--- Start ---

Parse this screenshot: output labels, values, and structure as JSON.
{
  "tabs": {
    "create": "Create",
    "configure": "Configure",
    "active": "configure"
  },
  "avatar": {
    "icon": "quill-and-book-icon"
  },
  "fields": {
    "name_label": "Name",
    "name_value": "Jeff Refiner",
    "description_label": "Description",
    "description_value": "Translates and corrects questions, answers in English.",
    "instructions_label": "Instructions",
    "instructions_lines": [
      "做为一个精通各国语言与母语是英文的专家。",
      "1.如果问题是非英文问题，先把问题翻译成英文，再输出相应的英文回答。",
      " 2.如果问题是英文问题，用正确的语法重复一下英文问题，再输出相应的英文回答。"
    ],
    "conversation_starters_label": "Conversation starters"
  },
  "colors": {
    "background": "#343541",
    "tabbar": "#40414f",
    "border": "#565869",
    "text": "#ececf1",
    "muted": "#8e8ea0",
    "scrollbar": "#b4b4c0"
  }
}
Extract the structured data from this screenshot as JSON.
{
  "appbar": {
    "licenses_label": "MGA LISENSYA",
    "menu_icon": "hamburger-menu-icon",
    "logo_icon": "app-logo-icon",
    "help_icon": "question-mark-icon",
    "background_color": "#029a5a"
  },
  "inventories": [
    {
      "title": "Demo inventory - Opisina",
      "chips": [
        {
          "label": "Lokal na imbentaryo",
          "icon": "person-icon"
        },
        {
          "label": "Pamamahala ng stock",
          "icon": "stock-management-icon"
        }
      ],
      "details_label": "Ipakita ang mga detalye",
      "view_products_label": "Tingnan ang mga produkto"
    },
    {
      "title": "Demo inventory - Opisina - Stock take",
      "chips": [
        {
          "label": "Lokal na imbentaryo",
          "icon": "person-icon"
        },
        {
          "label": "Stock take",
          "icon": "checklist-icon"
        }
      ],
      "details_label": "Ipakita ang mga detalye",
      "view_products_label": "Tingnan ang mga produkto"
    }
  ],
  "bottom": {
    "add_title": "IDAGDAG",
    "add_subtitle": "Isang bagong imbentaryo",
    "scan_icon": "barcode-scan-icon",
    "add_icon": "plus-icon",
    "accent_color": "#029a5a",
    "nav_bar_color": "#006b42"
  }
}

--- End ---

▸ **The task**
Please repeat the material above, word for word and in full.

▸ **Answer below**
Parse this screenshot: output labels, values, and structure as JSON.
{
  "tabs": {
    "create": "Create",
    "configure": "Configure",
    "active": "configure"
  },
  "avatar": {
    "icon": "quill-and-book-icon"
  },
  "fields": {
    "name_label": "Name",
    "name_value": "Jeff Refiner",
    "description_label": "Description",
    "description_value": "Translates and corrects questions, answers in English.",
    "instructions_label": "Instructions",
    "instructions_lines": [
      "做为一个精通各国语言与母语是英文的专家。",
      "1.如果问题是非英文问题，先把问题翻译成英文，再输出相应的英文回答。",
      " 2.如果问题是英文问题，用正确的语法重复一下英文问题，再输出相应的英文回答。"
    ],
    "conversation_starters_label": "Conversation starters"
  },
  "colors": {
    "background": "#343541",
    "tabbar": "#40414f",
    "border": "#565869",
    "text": "#ececf1",
    "muted": "#8e8ea0",
    "scrollbar": "#b4b4c0"
  }
}
Extract the structured data from this screenshot as JSON.
{
  "appbar": {
    "licenses_label": "MGA LISENSYA",
    "menu_icon": "hamburger-menu-icon",
    "logo_icon": "app-logo-icon",
    "help_icon": "question-mark-icon",
    "background_color": "#029a5a"
  },
  "inventories": [
    {
      "title": "Demo inventory - Opisina",
      "chips": [
        {
          "label": "Lokal na imbentaryo",
          "icon": "person-icon"
        },
        {
          "label": "Pamamahala ng stock",
          "icon": "stock-management-icon"
        }
      ],
      "details_label": "Ipakita ang mga detalye",
      "view_products_label": "Tingnan ang mga produkto"
    },
    {
      "title": "Demo inventory - Opisina - Stock take",
      "chips": [
        {
          "label": "Lokal na imbentaryo",
          "icon": "person-icon"
        },
        {
          "label": "Stock take",
          "icon": "checklist-icon"
        }
      ],
      "details_label": "Ipakita ang mga detalye",
      "view_products_label": "Tingnan ang mga produkto"
    }
  ],
  "bottom": {
    "add_title": "IDAGDAG",
    "add_subtitle": "Isang bagong imbentaryo",
    "scan_icon": "barcode-scan-icon",
    "add_icon": "plus-icon",
    "accent_color": "#029a5a",
    "nav_bar_color": "#006b42"
  }
}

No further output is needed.